Collected data entries
○ ○ ○ ○ ○

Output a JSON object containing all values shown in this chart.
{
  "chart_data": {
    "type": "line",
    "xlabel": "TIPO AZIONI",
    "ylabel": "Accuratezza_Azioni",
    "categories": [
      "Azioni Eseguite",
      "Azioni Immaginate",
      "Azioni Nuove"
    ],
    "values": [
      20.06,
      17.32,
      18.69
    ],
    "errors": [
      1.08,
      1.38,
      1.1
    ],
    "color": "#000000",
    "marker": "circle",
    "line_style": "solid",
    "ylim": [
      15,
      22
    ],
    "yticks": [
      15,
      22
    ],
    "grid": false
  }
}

○ ○ ○ ○ ○

Reproduce the records in full, exactly as written.

Complete output
Output a JSON object containing all values shown in this chart.
{
  "chart_data": {
    "type": "line",
    "xlabel": "TIPO AZIONI",
    "ylabel": "Accuratezza_Azioni",
    "categories": [
      "Azioni Eseguite",
      "Azioni Immaginate",
      "Azioni Nuove"
    ],
    "values": [
      20.06,
      17.32,
      18.69
    ],
    "errors": [
      1.08,
      1.38,
      1.1
    ],
    "color": "#000000",
    "marker": "circle",
    "line_style": "solid",
    "ylim": [
      15,
      22
    ],
    "yticks": [
      15,
      22
    ],
    "grid": false
  }
}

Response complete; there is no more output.